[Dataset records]
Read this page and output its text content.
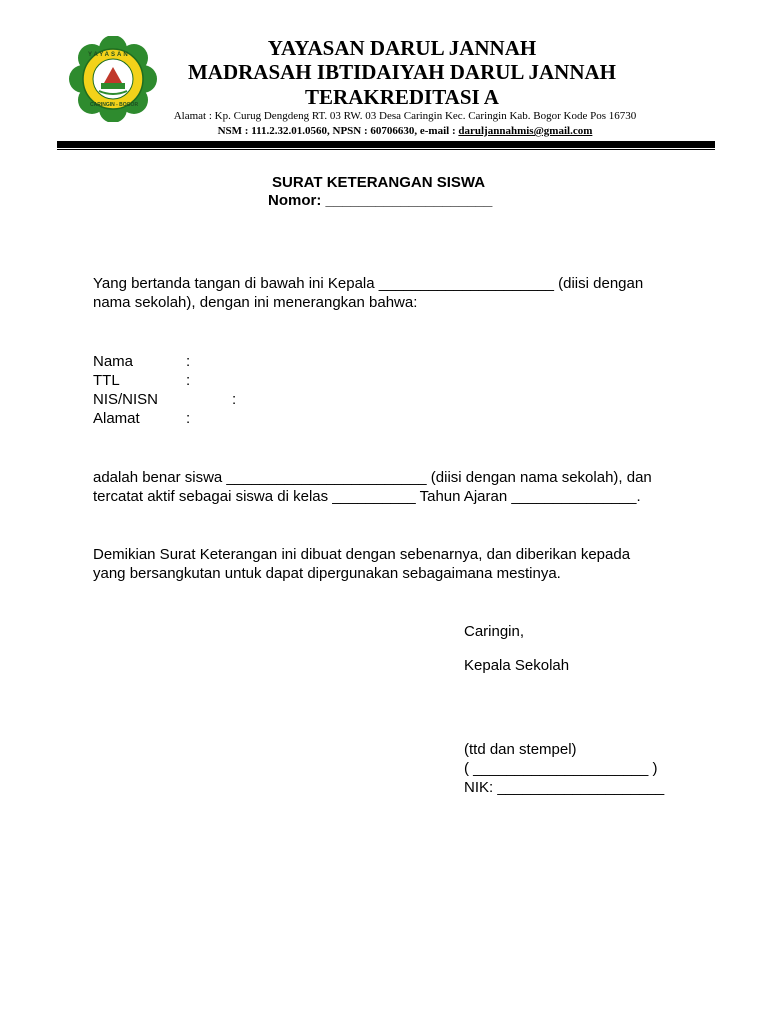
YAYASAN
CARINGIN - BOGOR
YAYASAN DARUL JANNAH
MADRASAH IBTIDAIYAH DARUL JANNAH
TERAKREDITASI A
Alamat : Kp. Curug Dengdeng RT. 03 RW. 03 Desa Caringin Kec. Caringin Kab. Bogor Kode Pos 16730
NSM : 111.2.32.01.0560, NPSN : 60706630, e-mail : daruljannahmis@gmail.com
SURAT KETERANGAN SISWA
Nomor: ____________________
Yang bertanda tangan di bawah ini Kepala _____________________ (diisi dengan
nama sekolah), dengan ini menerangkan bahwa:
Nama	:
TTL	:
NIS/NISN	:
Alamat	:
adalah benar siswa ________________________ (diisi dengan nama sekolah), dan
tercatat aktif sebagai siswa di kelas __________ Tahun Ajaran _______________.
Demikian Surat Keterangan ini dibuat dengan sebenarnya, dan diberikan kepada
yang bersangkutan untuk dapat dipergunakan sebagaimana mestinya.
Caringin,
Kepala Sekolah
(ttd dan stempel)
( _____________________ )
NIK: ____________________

* PROMPT: Quote the data above in full and without alteration; skip the pictures.

* REPLY TO THE EXERCISE:
Read this page and output its text content.
YAYASAN
CARINGIN - BOGOR
YAYASAN DARUL JANNAH
MADRASAH IBTIDAIYAH DARUL JANNAH
TERAKREDITASI A
Alamat : Kp. Curug Dengdeng RT. 03 RW. 03 Desa Caringin Kec. Caringin Kab. Bogor Kode Pos 16730
NSM : 111.2.32.01.0560, NPSN : 60706630, e-mail : daruljannahmis@gmail.com
SURAT KETERANGAN SISWA
Nomor: ____________________
Yang bertanda tangan di bawah ini Kepala _____________________ (diisi dengan
nama sekolah), dengan ini menerangkan bahwa:
Nama	:
TTL	:
NIS/NISN	:
Alamat	:
adalah benar siswa ________________________ (diisi dengan nama sekolah), dan
tercatat aktif sebagai siswa di kelas __________ Tahun Ajaran _______________.
Demikian Surat Keterangan ini dibuat dengan sebenarnya, dan diberikan kepada
yang bersangkutan untuk dapat dipergunakan sebagaimana mestinya.
Caringin,
Kepala Sekolah
(ttd dan stempel)
( _____________________ )
NIK: ____________________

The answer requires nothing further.